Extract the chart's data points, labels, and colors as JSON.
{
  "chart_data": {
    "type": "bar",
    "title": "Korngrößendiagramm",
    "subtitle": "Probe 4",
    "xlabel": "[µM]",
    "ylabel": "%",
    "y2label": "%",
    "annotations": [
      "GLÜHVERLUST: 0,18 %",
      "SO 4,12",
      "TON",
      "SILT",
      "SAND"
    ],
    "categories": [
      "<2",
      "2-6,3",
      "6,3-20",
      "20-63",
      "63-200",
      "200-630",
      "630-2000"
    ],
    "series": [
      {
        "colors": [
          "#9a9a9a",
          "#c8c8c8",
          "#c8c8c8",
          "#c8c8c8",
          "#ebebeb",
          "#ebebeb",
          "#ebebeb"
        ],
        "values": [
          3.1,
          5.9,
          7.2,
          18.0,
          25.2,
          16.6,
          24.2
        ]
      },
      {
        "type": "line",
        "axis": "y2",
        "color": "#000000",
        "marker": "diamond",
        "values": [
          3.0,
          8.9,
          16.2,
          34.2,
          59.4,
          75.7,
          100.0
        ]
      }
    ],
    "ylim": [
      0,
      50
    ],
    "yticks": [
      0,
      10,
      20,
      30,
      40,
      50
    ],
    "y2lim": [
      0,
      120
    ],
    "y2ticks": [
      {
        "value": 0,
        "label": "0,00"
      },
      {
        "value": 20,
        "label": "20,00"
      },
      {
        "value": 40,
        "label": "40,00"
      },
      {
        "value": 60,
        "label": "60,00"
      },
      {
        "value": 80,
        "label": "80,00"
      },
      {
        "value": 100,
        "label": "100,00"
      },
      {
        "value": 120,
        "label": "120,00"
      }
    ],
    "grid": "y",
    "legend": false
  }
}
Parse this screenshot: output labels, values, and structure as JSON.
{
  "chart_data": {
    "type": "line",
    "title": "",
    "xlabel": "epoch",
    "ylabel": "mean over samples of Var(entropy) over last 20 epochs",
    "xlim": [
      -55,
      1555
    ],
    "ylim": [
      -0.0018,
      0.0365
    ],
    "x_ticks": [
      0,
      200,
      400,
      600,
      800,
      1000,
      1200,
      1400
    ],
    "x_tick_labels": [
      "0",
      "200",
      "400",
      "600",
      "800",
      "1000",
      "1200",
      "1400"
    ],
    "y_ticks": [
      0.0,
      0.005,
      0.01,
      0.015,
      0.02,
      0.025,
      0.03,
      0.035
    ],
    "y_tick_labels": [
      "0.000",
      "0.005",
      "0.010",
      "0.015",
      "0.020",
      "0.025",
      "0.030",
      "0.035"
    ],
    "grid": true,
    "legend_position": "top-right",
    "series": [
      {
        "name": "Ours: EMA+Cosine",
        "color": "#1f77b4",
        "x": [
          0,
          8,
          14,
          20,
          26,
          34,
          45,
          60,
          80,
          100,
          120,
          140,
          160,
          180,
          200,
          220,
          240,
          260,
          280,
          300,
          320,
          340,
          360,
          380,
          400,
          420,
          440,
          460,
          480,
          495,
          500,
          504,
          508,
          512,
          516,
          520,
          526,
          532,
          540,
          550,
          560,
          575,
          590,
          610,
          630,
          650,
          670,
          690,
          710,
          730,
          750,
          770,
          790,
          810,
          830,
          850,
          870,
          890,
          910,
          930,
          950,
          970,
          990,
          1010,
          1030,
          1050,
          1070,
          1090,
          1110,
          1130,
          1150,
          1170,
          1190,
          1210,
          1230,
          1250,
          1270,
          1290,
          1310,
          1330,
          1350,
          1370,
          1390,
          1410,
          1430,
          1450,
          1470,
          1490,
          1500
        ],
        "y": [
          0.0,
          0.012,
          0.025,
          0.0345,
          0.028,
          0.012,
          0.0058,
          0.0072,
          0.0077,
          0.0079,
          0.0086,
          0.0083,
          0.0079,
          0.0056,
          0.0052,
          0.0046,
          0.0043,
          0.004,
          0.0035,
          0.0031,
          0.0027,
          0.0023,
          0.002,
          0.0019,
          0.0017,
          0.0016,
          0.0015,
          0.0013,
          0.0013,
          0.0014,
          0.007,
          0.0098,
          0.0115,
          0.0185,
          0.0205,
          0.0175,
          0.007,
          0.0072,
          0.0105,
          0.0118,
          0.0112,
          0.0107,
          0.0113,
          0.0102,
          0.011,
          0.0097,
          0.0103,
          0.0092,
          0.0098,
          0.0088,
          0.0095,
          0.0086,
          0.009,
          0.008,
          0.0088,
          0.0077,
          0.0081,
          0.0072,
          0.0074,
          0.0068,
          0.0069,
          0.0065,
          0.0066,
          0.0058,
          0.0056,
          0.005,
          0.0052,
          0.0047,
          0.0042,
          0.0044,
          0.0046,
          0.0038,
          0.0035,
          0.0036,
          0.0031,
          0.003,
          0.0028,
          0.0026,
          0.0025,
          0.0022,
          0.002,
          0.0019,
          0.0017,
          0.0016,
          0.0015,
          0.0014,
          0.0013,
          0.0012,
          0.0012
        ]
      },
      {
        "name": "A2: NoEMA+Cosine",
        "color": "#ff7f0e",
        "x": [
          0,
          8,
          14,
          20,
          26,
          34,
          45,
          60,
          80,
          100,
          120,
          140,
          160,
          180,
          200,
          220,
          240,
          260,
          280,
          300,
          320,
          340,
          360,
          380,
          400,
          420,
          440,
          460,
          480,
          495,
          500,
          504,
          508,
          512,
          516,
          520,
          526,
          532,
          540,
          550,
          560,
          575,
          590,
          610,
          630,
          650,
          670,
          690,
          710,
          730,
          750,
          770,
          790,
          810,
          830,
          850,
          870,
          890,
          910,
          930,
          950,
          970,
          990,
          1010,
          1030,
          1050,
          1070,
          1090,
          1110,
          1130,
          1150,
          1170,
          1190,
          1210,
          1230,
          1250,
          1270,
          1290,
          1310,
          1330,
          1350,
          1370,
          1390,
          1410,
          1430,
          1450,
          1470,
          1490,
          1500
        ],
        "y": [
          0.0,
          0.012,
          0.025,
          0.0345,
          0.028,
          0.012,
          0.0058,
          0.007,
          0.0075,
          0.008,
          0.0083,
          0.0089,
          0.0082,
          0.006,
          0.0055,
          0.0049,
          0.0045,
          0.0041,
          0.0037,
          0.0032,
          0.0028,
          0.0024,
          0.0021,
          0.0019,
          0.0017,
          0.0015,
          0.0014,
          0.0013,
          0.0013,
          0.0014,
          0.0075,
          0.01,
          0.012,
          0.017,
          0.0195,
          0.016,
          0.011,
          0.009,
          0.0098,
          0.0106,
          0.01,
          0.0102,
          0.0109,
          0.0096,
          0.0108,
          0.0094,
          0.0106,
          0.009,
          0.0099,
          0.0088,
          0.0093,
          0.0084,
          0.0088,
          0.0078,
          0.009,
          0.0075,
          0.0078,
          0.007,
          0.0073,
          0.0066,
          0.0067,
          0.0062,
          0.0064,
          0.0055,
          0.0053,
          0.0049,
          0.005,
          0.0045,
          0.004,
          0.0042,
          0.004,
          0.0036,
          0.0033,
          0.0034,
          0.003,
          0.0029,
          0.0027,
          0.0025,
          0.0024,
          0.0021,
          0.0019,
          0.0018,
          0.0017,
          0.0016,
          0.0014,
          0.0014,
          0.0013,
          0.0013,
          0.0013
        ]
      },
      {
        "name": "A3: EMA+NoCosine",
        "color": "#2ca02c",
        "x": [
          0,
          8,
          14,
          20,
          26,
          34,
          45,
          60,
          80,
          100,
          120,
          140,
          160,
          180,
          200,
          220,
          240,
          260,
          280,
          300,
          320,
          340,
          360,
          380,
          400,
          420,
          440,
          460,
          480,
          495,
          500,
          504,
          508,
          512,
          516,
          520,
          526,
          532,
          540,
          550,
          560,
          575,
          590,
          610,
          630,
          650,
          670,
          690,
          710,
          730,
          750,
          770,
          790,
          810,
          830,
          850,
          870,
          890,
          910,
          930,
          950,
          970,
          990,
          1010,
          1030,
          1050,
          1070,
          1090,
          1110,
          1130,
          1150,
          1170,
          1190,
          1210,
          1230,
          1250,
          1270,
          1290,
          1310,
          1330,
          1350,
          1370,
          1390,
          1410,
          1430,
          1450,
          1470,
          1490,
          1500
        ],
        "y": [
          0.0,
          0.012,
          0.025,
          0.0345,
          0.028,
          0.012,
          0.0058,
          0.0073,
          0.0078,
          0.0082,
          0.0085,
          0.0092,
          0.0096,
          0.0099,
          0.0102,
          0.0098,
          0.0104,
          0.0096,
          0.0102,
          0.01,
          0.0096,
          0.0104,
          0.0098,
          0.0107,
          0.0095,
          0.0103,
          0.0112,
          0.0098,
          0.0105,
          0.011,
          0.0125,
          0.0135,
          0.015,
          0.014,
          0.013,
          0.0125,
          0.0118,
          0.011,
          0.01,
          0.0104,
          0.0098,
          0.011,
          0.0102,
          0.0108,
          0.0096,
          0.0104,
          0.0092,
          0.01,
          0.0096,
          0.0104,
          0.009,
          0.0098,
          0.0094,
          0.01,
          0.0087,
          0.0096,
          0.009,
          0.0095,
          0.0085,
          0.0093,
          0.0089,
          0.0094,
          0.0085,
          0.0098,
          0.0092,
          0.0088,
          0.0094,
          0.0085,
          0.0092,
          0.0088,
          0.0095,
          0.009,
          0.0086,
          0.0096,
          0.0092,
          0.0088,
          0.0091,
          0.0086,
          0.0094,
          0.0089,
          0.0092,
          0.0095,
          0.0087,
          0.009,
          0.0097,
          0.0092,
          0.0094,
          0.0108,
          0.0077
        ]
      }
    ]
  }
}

DIRECTIONS FOR THIS TASK — Each line that holds the word "name" should be extracted from the records.

CORRECT ANSWER —
        "name": "Ours: EMA+Cosine",
        "name": "A2: NoEMA+Cosine",
        "name": "A3: EMA+NoCosine",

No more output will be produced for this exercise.